Task to complete. Of all the lines here, how many include the string "JSON"? Answer with the number only.
>> BEGIN Provided records
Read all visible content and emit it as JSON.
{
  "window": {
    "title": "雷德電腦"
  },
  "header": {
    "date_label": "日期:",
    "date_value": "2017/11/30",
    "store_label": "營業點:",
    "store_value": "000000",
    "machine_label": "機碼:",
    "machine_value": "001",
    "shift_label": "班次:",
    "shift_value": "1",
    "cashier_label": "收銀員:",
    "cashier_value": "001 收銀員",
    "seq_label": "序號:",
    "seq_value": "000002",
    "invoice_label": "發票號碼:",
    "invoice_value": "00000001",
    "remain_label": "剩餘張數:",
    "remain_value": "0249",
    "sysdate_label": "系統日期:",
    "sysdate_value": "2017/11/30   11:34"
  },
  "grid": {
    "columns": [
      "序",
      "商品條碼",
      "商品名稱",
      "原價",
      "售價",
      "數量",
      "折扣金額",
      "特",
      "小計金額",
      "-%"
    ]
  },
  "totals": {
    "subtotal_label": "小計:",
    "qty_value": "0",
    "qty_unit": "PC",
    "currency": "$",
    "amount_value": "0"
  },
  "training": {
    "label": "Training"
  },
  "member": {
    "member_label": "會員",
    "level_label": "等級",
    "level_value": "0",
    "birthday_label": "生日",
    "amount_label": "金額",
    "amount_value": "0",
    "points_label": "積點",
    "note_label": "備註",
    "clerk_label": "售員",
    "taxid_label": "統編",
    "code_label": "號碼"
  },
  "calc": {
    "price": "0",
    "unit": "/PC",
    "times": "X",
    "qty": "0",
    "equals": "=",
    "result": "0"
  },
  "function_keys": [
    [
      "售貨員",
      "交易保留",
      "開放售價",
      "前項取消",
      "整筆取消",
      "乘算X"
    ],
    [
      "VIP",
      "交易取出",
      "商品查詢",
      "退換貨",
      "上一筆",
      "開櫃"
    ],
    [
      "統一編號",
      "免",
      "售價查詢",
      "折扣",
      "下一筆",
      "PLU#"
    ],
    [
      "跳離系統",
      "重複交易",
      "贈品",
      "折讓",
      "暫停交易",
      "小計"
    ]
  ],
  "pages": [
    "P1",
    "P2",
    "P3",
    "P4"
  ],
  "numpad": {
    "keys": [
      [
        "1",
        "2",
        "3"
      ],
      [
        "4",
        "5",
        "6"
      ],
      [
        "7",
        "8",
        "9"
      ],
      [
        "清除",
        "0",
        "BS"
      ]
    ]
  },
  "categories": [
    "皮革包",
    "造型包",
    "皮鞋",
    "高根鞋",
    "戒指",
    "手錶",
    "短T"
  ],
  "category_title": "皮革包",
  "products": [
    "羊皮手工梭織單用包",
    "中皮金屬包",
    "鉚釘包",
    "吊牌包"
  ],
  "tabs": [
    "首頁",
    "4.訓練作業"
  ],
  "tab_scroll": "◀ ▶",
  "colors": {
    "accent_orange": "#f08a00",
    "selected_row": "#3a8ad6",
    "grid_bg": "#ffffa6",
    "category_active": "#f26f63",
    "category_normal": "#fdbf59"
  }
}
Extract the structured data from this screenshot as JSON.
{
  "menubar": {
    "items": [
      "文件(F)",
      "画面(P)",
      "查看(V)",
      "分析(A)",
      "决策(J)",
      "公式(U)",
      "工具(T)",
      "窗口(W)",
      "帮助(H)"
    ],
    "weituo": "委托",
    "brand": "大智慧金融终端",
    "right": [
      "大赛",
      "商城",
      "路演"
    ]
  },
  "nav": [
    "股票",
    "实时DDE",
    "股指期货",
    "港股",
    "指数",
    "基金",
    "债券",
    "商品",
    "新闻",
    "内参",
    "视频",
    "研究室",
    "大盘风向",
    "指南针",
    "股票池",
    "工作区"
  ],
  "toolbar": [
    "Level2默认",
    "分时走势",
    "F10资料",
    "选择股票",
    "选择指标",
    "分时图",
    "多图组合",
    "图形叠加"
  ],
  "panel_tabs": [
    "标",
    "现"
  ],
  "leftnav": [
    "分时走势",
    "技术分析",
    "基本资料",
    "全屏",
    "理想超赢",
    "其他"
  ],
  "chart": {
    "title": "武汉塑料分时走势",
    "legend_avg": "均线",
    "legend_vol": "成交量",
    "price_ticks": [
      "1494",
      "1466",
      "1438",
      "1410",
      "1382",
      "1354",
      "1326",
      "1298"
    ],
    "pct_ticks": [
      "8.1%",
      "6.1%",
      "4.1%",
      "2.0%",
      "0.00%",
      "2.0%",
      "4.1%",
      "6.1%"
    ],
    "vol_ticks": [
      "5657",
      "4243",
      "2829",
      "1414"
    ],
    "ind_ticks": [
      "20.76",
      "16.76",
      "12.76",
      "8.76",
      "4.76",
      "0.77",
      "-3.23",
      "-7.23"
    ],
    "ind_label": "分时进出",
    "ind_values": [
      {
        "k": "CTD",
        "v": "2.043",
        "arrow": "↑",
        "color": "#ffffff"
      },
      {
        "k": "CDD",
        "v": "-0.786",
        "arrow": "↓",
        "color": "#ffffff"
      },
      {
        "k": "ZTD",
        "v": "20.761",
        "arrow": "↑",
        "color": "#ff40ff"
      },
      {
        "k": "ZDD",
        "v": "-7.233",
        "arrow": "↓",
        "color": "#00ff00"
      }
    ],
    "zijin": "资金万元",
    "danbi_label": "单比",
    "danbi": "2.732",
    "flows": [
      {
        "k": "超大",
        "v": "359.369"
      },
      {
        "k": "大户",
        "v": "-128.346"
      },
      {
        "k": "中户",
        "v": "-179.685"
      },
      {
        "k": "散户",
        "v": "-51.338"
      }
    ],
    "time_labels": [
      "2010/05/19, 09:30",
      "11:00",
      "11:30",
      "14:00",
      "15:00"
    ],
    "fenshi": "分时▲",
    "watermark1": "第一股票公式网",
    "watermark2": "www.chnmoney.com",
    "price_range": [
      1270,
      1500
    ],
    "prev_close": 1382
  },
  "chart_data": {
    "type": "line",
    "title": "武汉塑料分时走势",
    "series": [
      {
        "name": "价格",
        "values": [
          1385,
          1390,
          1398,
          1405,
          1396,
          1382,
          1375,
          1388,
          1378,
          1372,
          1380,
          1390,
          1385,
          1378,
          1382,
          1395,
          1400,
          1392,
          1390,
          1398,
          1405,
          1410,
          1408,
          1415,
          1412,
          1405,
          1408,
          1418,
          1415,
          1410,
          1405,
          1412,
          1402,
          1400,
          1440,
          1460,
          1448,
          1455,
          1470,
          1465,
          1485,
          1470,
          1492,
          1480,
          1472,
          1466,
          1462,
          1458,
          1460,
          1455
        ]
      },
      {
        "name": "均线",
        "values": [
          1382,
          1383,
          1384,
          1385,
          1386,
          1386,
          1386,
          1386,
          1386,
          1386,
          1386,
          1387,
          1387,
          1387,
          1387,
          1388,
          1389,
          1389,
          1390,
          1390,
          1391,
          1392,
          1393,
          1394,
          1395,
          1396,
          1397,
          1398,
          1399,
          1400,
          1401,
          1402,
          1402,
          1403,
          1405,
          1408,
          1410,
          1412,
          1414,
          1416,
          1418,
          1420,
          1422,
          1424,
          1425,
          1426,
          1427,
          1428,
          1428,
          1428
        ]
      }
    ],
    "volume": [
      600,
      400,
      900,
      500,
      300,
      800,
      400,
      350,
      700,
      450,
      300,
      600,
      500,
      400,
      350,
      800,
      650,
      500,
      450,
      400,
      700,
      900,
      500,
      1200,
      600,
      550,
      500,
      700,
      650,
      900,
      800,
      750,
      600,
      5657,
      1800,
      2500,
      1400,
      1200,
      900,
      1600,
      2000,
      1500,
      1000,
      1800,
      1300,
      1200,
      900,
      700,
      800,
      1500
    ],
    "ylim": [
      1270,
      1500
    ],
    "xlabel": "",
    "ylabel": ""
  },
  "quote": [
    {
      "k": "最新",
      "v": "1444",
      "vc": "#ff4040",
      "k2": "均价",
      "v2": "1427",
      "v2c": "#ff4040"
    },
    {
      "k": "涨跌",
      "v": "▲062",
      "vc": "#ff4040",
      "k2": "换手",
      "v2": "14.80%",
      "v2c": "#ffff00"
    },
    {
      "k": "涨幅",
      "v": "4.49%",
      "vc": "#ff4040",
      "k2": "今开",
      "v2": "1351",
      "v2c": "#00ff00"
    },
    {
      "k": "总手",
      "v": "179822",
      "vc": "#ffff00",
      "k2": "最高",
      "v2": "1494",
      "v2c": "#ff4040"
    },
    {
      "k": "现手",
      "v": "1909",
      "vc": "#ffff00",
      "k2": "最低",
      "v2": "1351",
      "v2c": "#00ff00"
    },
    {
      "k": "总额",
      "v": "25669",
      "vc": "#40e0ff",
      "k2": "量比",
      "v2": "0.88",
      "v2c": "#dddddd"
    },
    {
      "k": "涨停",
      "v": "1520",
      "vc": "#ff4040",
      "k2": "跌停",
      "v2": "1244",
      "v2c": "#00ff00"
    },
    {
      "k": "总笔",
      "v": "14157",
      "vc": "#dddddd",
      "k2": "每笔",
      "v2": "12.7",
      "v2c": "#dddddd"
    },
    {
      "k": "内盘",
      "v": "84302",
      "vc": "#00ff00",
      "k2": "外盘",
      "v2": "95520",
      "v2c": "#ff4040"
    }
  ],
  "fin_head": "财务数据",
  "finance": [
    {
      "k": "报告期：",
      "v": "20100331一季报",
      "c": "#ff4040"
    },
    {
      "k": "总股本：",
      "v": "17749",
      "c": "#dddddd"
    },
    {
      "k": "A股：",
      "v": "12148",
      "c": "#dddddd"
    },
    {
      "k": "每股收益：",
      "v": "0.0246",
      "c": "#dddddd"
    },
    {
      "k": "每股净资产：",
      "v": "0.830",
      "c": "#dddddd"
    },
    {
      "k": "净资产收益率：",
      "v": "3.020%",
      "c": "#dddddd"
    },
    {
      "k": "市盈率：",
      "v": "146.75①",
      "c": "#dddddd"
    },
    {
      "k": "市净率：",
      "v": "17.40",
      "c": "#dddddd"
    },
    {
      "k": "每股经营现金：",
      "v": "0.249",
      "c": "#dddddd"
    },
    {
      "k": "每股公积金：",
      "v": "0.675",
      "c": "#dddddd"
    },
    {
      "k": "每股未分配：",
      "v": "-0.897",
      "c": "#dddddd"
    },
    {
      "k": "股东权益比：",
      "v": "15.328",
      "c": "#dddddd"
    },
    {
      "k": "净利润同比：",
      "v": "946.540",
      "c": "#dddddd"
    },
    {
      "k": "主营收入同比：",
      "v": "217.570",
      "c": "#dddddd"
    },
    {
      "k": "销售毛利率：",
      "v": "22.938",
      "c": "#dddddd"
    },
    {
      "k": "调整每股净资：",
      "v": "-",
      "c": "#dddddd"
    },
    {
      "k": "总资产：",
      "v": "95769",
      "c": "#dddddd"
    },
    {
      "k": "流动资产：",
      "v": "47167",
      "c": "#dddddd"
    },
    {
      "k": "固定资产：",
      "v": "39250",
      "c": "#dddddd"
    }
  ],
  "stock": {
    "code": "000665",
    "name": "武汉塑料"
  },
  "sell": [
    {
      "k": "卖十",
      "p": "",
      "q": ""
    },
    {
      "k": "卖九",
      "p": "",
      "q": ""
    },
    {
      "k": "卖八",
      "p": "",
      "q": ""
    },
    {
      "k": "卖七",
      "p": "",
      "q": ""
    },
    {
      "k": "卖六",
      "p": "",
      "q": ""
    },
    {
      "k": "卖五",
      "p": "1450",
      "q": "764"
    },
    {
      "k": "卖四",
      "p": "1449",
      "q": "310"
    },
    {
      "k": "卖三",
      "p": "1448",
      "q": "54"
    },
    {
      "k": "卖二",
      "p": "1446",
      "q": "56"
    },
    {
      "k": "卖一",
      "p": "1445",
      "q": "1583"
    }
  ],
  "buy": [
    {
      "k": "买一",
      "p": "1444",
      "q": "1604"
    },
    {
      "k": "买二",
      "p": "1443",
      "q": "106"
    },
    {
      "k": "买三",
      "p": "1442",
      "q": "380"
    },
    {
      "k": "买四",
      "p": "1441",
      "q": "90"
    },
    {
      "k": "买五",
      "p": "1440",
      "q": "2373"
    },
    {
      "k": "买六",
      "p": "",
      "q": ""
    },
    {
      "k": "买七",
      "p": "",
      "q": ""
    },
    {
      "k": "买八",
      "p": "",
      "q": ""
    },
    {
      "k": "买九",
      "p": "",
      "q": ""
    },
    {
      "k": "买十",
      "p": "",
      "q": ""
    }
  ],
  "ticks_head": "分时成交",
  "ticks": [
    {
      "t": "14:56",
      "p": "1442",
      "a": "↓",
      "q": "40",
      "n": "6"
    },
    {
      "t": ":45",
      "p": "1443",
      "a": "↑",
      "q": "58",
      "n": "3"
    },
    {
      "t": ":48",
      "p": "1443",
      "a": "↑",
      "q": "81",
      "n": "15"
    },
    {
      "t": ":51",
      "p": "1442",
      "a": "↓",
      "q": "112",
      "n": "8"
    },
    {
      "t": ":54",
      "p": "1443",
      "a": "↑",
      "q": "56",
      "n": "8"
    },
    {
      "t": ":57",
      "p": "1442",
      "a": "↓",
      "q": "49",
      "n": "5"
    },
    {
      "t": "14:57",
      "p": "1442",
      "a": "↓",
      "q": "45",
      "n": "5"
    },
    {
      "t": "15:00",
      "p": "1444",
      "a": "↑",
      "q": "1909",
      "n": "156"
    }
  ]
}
>> END Provided records
Exercise output. 2